> Set exercise
Images excluded, repeat each entry below exactly.

** START **

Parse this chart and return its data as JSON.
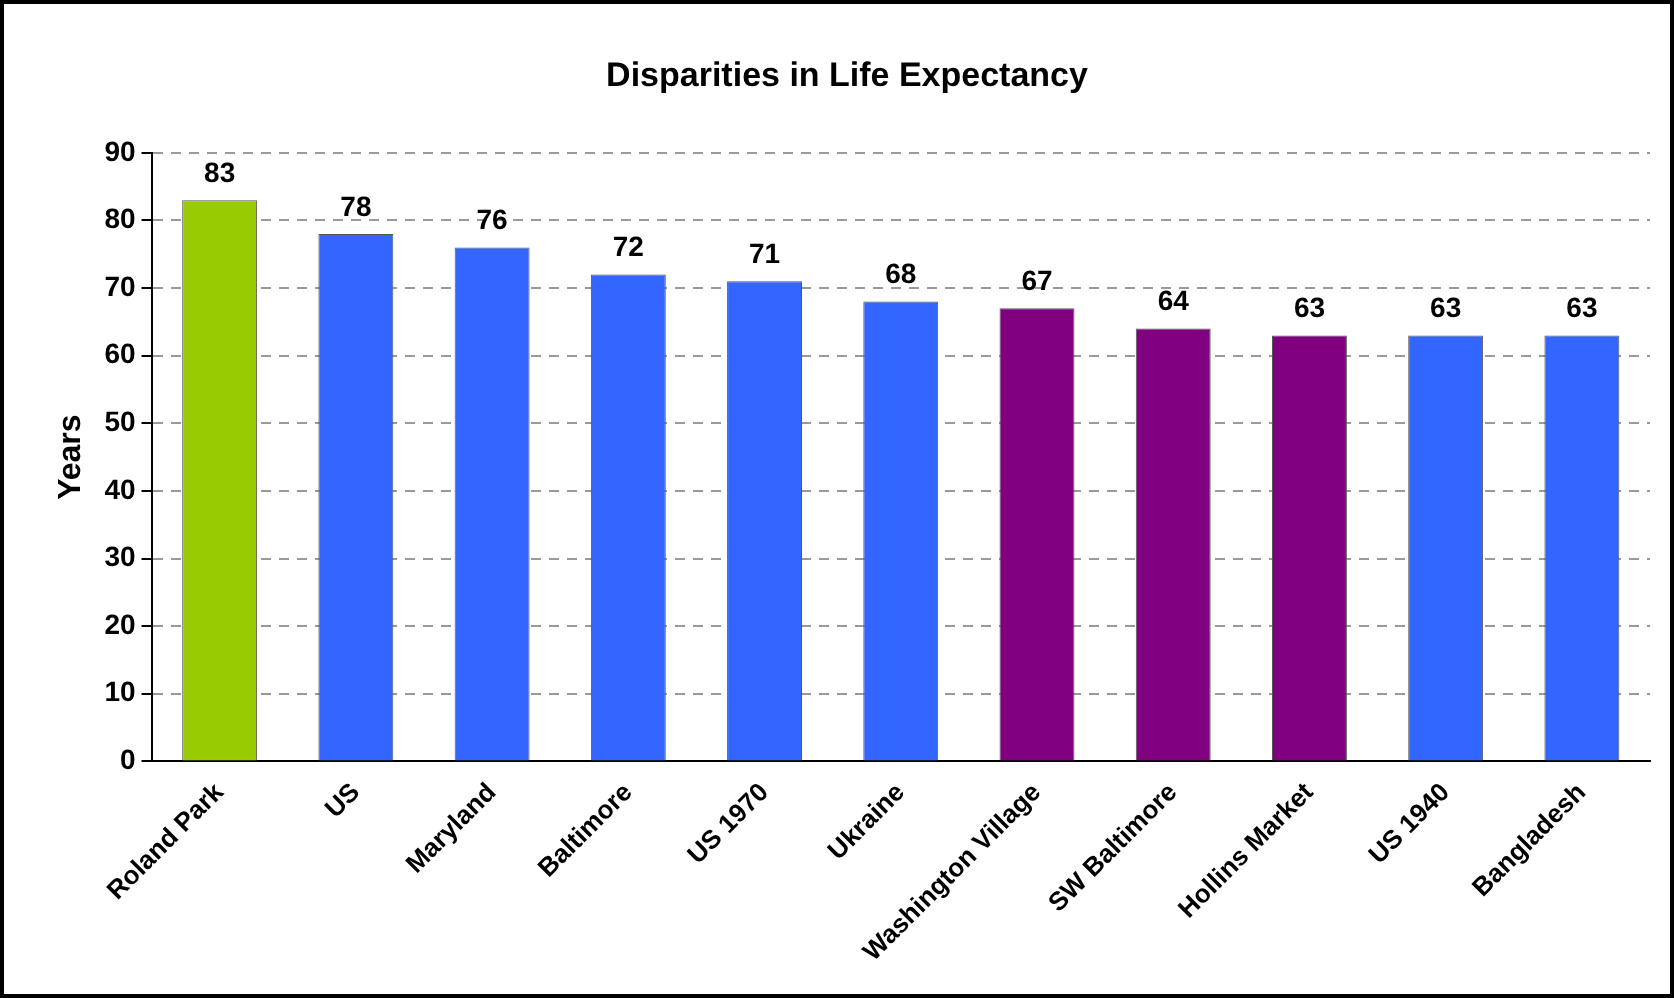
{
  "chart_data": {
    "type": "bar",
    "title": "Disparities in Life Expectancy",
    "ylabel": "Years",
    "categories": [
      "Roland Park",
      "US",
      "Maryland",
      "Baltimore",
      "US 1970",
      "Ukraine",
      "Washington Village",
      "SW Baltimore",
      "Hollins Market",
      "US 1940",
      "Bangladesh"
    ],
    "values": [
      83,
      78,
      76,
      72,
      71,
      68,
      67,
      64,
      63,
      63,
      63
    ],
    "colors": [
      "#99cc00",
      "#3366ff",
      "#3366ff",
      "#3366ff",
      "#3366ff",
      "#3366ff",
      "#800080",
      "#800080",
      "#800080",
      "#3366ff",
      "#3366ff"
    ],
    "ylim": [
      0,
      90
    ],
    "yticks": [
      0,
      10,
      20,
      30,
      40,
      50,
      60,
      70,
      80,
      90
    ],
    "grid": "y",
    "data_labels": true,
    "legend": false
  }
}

** END **

> The solution
Parse this chart and return its data as JSON.
{
  "chart_data": {
    "type": "bar",
    "title": "Disparities in Life Expectancy",
    "ylabel": "Years",
    "categories": [
      "Roland Park",
      "US",
      "Maryland",
      "Baltimore",
      "US 1970",
      "Ukraine",
      "Washington Village",
      "SW Baltimore",
      "Hollins Market",
      "US 1940",
      "Bangladesh"
    ],
    "values": [
      83,
      78,
      76,
      72,
      71,
      68,
      67,
      64,
      63,
      63,
      63
    ],
    "colors": [
      "#99cc00",
      "#3366ff",
      "#3366ff",
      "#3366ff",
      "#3366ff",
      "#3366ff",
      "#800080",
      "#800080",
      "#800080",
      "#3366ff",
      "#3366ff"
    ],
    "ylim": [
      0,
      90
    ],
    "yticks": [
      0,
      10,
      20,
      30,
      40,
      50,
      60,
      70,
      80,
      90
    ],
    "grid": "y",
    "data_labels": true,
    "legend": false
  }
}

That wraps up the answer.